[Start of LISTING]

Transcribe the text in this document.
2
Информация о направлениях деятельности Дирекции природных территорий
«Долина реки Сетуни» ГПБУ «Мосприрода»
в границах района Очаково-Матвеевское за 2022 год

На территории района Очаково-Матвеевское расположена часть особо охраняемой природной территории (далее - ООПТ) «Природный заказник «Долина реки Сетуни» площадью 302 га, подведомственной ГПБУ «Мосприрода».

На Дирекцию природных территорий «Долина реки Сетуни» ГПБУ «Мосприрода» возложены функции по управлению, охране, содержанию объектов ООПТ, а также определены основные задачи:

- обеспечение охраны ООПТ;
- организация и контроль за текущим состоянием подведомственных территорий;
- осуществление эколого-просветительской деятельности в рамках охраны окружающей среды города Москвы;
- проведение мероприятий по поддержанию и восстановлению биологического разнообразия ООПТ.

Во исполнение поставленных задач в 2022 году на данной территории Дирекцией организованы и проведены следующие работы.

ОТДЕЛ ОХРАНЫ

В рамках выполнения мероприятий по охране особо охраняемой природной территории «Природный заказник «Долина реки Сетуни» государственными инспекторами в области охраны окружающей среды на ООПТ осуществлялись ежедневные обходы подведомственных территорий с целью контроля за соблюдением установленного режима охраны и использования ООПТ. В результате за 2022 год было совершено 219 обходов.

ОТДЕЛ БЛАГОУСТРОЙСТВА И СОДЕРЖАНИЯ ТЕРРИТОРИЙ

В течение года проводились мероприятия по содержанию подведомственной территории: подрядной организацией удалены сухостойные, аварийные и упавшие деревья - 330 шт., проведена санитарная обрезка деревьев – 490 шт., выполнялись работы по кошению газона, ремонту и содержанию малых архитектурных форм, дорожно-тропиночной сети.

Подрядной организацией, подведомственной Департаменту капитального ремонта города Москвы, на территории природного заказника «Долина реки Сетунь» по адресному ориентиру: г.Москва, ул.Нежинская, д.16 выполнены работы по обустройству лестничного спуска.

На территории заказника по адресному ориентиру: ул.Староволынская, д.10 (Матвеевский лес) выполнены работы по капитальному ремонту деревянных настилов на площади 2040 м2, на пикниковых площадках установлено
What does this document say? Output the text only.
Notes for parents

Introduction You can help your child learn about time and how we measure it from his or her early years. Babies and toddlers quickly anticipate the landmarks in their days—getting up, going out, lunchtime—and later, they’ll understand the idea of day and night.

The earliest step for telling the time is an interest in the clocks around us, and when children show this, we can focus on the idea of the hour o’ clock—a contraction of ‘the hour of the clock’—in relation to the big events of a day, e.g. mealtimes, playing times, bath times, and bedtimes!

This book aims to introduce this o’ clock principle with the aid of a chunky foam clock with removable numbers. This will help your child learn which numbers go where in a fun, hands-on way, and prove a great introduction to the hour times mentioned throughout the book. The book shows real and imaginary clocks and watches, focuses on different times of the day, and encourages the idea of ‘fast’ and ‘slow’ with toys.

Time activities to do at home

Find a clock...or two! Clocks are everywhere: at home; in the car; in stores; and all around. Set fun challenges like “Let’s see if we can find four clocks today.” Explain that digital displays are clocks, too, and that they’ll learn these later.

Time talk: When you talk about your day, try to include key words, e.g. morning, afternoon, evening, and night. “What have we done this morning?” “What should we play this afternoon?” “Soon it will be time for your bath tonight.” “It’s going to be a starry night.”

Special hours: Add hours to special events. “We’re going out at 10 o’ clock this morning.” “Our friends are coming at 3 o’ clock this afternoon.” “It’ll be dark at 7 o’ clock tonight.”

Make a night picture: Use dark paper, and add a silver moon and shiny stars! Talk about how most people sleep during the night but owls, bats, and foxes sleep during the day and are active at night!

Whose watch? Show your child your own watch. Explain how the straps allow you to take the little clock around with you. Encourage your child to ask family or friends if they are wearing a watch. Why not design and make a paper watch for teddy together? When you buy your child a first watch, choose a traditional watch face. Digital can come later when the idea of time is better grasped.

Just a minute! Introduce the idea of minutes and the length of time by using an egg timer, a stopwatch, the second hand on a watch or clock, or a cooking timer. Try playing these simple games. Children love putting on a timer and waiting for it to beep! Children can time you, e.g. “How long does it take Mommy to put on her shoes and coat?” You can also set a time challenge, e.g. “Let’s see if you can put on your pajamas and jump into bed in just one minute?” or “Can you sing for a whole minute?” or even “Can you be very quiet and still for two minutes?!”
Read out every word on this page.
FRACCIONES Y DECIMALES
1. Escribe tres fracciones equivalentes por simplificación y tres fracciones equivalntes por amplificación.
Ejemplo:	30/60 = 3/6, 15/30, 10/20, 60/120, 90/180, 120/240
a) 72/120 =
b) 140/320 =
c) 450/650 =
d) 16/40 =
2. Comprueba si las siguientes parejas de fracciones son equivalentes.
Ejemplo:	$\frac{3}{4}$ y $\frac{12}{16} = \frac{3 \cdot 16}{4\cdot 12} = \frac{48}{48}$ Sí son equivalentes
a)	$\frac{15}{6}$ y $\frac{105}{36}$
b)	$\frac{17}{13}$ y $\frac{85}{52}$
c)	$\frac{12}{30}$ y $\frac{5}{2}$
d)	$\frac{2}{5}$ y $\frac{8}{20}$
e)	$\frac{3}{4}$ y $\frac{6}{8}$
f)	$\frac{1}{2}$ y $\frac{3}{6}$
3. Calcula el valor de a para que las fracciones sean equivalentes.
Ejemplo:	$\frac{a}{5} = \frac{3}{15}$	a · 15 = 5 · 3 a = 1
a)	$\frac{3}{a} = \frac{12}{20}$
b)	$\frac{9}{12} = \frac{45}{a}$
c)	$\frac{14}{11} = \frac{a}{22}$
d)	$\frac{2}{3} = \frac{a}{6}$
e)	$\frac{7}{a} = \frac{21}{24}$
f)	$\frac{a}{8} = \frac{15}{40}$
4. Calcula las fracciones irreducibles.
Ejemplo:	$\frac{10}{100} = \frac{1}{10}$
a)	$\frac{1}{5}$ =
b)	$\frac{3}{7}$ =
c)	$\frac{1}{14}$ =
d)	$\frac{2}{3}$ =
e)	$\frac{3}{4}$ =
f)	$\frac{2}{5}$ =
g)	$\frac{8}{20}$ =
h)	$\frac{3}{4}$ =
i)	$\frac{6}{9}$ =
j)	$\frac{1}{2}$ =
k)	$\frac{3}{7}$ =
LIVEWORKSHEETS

[End of LISTING]

### INSTRUCTIONS FOR THE TASK
Nothing should be changed: write out all of the data as is.

### SOLUTION TO THE EXERCISE
Transcribe the text in this document.
2
Информация о направлениях деятельности Дирекции природных территорий
«Долина реки Сетуни» ГПБУ «Мосприрода»
в границах района Очаково-Матвеевское за 2022 год

На территории района Очаково-Матвеевское расположена часть особо охраняемой природной территории (далее - ООПТ) «Природный заказник «Долина реки Сетуни» площадью 302 га, подведомственной ГПБУ «Мосприрода».

На Дирекцию природных территорий «Долина реки Сетуни» ГПБУ «Мосприрода» возложены функции по управлению, охране, содержанию объектов ООПТ, а также определены основные задачи:

- обеспечение охраны ООПТ;
- организация и контроль за текущим состоянием подведомственных территорий;
- осуществление эколого-просветительской деятельности в рамках охраны окружающей среды города Москвы;
- проведение мероприятий по поддержанию и восстановлению биологического разнообразия ООПТ.

Во исполнение поставленных задач в 2022 году на данной территории Дирекцией организованы и проведены следующие работы.

ОТДЕЛ ОХРАНЫ

В рамках выполнения мероприятий по охране особо охраняемой природной территории «Природный заказник «Долина реки Сетуни» государственными инспекторами в области охраны окружающей среды на ООПТ осуществлялись ежедневные обходы подведомственных территорий с целью контроля за соблюдением установленного режима охраны и использования ООПТ. В результате за 2022 год было совершено 219 обходов.

ОТДЕЛ БЛАГОУСТРОЙСТВА И СОДЕРЖАНИЯ ТЕРРИТОРИЙ

В течение года проводились мероприятия по содержанию подведомственной территории: подрядной организацией удалены сухостойные, аварийные и упавшие деревья - 330 шт., проведена санитарная обрезка деревьев – 490 шт., выполнялись работы по кошению газона, ремонту и содержанию малых архитектурных форм, дорожно-тропиночной сети.

Подрядной организацией, подведомственной Департаменту капитального ремонта города Москвы, на территории природного заказника «Долина реки Сетунь» по адресному ориентиру: г.Москва, ул.Нежинская, д.16 выполнены работы по обустройству лестничного спуска.

На территории заказника по адресному ориентиру: ул.Староволынская, д.10 (Матвеевский лес) выполнены работы по капитальному ремонту деревянных настилов на площади 2040 м2, на пикниковых площадках установлено
What does this document say? Output the text only.
Notes for parents

Introduction You can help your child learn about time and how we measure it from his or her early years. Babies and toddlers quickly anticipate the landmarks in their days—getting up, going out, lunchtime—and later, they’ll understand the idea of day and night.

The earliest step for telling the time is an interest in the clocks around us, and when children show this, we can focus on the idea of the hour o’ clock—a contraction of ‘the hour of the clock’—in relation to the big events of a day, e.g. mealtimes, playing times, bath times, and bedtimes!

This book aims to introduce this o’ clock principle with the aid of a chunky foam clock with removable numbers. This will help your child learn which numbers go where in a fun, hands-on way, and prove a great introduction to the hour times mentioned throughout the book. The book shows real and imaginary clocks and watches, focuses on different times of the day, and encourages the idea of ‘fast’ and ‘slow’ with toys.

Time activities to do at home

Find a clock...or two! Clocks are everywhere: at home; in the car; in stores; and all around. Set fun challenges like “Let’s see if we can find four clocks today.” Explain that digital displays are clocks, too, and that they’ll learn these later.

Time talk: When you talk about your day, try to include key words, e.g. morning, afternoon, evening, and night. “What have we done this morning?” “What should we play this afternoon?” “Soon it will be time for your bath tonight.” “It’s going to be a starry night.”

Special hours: Add hours to special events. “We’re going out at 10 o’ clock this morning.” “Our friends are coming at 3 o’ clock this afternoon.” “It’ll be dark at 7 o’ clock tonight.”

Make a night picture: Use dark paper, and add a silver moon and shiny stars! Talk about how most people sleep during the night but owls, bats, and foxes sleep during the day and are active at night!

Whose watch? Show your child your own watch. Explain how the straps allow you to take the little clock around with you. Encourage your child to ask family or friends if they are wearing a watch. Why not design and make a paper watch for teddy together? When you buy your child a first watch, choose a traditional watch face. Digital can come later when the idea of time is better grasped.

Just a minute! Introduce the idea of minutes and the length of time by using an egg timer, a stopwatch, the second hand on a watch or clock, or a cooking timer. Try playing these simple games. Children love putting on a timer and waiting for it to beep! Children can time you, e.g. “How long does it take Mommy to put on her shoes and coat?” You can also set a time challenge, e.g. “Let’s see if you can put on your pajamas and jump into bed in just one minute?” or “Can you sing for a whole minute?” or even “Can you be very quiet and still for two minutes?!”
Read out every word on this page.
FRACCIONES Y DECIMALES
1. Escribe tres fracciones equivalentes por simplificación y tres fracciones equivalntes por amplificación.
Ejemplo:	30/60 = 3/6, 15/30, 10/20, 60/120, 90/180, 120/240
a) 72/120 =
b) 140/320 =
c) 450/650 =
d) 16/40 =
2. Comprueba si las siguientes parejas de fracciones son equivalentes.
Ejemplo:	$\frac{3}{4}$ y $\frac{12}{16} = \frac{3 \cdot 16}{4\cdot 12} = \frac{48}{48}$ Sí son equivalentes
a)	$\frac{15}{6}$ y $\frac{105}{36}$
b)	$\frac{17}{13}$ y $\frac{85}{52}$
c)	$\frac{12}{30}$ y $\frac{5}{2}$
d)	$\frac{2}{5}$ y $\frac{8}{20}$
e)	$\frac{3}{4}$ y $\frac{6}{8}$
f)	$\frac{1}{2}$ y $\frac{3}{6}$
3. Calcula el valor de a para que las fracciones sean equivalentes.
Ejemplo:	$\frac{a}{5} = \frac{3}{15}$	a · 15 = 5 · 3 a = 1
a)	$\frac{3}{a} = \frac{12}{20}$
b)	$\frac{9}{12} = \frac{45}{a}$
c)	$\frac{14}{11} = \frac{a}{22}$
d)	$\frac{2}{3} = \frac{a}{6}$
e)	$\frac{7}{a} = \frac{21}{24}$
f)	$\frac{a}{8} = \frac{15}{40}$
4. Calcula las fracciones irreducibles.
Ejemplo:	$\frac{10}{100} = \frac{1}{10}$
a)	$\frac{1}{5}$ =
b)	$\frac{3}{7}$ =
c)	$\frac{1}{14}$ =
d)	$\frac{2}{3}$ =
e)	$\frac{3}{4}$ =
f)	$\frac{2}{5}$ =
g)	$\frac{8}{20}$ =
h)	$\frac{3}{4}$ =
i)	$\frac{6}{9}$ =
j)	$\frac{1}{2}$ =
k)	$\frac{3}{7}$ =
LIVEWORKSHEETS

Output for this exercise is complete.